__Short problem__.
For each line that holds "below", copy the line out.

• • • •

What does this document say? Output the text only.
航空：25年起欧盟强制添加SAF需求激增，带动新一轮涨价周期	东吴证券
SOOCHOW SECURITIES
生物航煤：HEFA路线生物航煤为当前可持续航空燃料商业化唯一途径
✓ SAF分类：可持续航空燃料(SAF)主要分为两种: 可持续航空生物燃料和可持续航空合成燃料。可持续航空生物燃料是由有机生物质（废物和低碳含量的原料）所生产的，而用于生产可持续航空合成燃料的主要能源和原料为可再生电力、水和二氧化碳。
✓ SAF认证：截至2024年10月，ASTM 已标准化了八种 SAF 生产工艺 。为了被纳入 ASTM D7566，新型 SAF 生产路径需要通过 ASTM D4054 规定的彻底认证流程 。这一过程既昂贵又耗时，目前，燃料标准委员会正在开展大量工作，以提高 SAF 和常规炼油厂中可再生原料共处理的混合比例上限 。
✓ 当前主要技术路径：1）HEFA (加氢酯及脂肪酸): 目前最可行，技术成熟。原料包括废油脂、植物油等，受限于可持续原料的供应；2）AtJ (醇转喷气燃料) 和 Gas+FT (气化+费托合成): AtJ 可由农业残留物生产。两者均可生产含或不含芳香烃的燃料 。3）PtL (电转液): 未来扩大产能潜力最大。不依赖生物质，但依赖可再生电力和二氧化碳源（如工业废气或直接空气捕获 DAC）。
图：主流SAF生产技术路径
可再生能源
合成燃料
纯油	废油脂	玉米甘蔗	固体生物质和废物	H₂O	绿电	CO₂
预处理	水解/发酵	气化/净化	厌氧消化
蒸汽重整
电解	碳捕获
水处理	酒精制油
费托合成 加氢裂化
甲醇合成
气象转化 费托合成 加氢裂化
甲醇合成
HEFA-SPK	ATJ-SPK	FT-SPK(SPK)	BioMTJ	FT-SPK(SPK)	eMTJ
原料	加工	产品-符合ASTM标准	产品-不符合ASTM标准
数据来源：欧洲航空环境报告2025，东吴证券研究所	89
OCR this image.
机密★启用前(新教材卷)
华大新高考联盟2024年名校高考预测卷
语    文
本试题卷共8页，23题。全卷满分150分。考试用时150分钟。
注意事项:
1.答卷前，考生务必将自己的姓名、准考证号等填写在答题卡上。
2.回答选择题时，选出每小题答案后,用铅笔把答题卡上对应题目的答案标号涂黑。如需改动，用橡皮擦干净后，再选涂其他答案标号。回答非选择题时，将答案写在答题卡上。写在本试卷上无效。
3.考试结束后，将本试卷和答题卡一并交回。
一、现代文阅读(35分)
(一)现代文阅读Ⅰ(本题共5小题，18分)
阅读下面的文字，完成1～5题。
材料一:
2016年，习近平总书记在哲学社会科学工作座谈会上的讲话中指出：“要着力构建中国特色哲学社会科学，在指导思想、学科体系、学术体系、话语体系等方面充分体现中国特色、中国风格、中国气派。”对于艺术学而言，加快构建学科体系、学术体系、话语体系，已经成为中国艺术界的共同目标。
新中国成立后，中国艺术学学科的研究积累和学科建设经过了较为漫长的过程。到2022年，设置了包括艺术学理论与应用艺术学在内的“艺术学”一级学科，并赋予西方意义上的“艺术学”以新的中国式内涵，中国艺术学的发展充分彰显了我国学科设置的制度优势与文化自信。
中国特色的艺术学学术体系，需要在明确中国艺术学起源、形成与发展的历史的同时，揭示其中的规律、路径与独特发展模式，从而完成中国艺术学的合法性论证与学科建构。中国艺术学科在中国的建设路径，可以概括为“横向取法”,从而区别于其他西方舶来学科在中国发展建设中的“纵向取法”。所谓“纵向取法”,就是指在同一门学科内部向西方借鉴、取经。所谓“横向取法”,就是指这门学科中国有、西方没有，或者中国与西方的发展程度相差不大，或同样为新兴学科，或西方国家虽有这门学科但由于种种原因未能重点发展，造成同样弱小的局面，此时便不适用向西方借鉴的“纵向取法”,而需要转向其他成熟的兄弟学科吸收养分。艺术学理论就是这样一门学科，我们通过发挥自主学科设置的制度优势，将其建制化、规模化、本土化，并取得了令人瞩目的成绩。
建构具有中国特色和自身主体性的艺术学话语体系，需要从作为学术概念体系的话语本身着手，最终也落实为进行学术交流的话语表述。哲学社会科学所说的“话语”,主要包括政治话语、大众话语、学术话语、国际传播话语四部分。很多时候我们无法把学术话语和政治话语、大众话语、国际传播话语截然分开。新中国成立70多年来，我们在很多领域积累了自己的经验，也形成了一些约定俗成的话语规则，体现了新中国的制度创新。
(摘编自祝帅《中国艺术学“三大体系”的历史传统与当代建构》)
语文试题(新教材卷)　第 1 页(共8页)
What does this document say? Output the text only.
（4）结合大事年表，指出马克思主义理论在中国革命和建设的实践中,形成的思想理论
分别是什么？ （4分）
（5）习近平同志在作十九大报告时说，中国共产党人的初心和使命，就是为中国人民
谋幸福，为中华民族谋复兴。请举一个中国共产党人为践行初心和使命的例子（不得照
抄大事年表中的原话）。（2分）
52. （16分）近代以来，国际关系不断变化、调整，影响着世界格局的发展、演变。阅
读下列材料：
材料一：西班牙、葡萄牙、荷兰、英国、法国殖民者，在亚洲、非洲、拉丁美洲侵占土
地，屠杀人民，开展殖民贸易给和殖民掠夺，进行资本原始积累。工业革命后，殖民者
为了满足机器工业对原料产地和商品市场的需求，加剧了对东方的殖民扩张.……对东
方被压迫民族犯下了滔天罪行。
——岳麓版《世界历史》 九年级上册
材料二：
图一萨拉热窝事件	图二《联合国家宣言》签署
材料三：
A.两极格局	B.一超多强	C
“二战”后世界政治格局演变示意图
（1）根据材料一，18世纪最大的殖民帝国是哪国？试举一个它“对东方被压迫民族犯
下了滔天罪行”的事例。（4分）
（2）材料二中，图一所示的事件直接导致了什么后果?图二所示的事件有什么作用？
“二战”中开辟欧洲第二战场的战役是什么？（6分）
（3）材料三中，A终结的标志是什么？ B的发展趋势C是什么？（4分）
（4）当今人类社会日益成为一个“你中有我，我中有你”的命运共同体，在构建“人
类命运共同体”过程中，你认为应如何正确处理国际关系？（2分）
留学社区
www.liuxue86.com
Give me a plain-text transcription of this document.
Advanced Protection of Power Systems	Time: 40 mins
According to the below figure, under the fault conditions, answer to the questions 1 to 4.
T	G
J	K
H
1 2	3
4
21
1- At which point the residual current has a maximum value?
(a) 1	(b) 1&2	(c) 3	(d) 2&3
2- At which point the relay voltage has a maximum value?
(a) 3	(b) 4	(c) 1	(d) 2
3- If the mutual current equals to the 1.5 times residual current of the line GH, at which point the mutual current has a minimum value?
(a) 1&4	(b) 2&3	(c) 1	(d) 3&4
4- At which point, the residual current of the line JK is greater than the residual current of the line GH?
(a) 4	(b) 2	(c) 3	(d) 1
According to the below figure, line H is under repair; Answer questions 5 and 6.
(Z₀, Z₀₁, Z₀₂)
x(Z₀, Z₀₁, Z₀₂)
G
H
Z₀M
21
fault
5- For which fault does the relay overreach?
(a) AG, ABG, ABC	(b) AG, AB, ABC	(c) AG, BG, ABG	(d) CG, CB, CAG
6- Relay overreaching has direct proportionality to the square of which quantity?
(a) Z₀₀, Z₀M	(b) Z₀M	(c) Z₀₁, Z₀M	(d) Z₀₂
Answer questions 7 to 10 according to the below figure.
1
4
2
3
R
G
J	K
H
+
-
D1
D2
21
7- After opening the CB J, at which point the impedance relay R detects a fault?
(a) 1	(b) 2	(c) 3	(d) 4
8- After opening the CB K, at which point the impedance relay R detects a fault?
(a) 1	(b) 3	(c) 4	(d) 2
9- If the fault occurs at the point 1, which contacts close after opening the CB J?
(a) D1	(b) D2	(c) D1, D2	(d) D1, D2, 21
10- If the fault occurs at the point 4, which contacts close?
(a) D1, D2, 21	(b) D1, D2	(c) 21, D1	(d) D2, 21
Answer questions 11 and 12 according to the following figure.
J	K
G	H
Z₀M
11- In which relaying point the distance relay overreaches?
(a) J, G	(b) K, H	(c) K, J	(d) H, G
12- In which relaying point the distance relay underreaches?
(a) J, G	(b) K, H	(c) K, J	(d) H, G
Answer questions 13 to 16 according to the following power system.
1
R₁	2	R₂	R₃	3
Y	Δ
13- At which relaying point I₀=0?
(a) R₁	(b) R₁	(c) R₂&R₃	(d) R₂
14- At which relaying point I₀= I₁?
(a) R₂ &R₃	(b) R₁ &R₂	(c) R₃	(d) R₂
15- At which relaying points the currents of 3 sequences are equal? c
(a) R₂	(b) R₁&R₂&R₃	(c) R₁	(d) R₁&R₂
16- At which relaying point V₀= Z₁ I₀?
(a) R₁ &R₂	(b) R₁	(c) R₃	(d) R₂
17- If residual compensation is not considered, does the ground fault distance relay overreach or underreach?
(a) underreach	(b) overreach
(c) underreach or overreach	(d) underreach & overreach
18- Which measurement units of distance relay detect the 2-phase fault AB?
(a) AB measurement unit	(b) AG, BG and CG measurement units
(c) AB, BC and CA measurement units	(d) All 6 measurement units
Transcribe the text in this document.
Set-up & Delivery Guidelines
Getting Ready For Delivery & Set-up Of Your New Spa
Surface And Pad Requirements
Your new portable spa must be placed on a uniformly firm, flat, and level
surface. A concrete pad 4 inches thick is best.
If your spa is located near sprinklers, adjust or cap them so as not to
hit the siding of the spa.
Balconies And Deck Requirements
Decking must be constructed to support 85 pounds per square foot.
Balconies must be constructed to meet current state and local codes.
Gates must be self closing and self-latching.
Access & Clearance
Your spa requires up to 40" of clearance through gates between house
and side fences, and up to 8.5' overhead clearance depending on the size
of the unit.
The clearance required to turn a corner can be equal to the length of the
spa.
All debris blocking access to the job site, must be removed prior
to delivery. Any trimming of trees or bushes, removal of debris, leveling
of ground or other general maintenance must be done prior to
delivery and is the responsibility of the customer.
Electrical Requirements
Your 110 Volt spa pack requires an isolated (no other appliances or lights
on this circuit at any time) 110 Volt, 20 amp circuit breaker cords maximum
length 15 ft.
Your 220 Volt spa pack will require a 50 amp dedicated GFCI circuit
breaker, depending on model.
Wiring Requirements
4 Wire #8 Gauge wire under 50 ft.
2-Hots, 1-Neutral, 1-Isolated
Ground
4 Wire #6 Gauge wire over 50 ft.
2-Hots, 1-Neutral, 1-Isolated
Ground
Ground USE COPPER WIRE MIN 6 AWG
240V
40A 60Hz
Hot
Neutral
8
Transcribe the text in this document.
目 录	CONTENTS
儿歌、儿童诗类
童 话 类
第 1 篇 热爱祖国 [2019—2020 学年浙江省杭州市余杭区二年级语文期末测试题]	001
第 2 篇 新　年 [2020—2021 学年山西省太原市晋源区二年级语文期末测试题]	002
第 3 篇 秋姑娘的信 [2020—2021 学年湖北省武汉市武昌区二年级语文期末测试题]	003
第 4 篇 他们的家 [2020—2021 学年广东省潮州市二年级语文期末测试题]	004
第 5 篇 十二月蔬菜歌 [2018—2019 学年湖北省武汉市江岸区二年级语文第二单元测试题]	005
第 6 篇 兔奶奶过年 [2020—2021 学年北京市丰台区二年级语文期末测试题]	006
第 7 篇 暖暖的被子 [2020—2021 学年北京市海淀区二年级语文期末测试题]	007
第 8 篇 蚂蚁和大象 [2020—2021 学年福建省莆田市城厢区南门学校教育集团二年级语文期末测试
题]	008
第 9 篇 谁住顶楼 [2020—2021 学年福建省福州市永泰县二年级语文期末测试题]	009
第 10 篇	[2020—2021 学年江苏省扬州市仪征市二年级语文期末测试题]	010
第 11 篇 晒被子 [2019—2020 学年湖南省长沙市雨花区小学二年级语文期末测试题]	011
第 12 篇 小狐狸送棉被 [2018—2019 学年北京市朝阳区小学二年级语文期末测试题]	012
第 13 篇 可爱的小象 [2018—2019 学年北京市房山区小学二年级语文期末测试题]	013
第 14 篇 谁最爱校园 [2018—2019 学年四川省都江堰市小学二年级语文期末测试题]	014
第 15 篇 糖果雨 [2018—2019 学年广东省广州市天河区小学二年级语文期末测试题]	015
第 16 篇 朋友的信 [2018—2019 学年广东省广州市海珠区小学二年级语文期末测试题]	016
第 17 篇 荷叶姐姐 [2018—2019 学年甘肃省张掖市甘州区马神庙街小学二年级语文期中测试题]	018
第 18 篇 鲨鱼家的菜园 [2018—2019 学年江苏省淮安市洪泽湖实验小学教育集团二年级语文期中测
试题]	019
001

• • • •

__Output__.
According to the below figure, under the fault conditions, answer to the questions 1 to 4.
According to the below figure, line H is under repair; Answer questions 5 and 6.
Answer questions 7 to 10 according to the below figure.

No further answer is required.